(Items from a dataset)
┌──

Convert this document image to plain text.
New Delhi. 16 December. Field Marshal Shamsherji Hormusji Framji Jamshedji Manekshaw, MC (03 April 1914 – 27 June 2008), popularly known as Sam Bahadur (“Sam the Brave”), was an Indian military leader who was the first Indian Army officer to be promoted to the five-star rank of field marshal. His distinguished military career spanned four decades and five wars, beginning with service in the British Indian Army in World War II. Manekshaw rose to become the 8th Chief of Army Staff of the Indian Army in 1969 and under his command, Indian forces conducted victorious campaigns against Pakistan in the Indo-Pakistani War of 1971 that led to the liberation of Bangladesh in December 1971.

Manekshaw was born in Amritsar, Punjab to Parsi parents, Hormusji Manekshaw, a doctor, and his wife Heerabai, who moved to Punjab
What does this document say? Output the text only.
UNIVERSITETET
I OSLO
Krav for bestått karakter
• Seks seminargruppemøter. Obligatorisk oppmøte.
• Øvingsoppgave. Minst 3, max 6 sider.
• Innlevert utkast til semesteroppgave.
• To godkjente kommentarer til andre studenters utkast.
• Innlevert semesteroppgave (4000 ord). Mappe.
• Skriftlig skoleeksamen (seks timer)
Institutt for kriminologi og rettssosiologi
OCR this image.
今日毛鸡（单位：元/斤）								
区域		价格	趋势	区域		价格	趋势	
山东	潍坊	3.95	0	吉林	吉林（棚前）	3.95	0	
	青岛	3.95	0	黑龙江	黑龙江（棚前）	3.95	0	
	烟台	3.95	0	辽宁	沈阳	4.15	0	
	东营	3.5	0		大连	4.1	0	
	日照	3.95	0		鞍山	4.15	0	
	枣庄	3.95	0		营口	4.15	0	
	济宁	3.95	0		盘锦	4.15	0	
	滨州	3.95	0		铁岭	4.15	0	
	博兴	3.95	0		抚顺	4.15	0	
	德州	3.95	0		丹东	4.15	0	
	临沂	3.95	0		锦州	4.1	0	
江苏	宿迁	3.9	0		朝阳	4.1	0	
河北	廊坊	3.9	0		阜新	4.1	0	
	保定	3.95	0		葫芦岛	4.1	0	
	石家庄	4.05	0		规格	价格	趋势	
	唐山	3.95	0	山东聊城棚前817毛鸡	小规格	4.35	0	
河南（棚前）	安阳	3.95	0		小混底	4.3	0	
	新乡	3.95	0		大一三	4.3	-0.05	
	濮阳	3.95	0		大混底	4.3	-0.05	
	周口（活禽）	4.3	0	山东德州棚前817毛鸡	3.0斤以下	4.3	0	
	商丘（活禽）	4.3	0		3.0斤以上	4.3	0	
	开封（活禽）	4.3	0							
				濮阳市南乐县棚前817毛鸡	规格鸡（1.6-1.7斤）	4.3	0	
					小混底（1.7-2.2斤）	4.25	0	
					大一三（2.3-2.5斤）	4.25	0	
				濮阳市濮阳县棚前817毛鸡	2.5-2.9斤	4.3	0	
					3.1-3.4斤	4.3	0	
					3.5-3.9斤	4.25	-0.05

└──

**Exercise aim:** Gather up every line from the listing above in which the word "semesteroppgave" occurs.

**Task solution:**
• Innlevert utkast til semesteroppgave.
• Innlevert semesteroppgave (4000 ord). Mappe.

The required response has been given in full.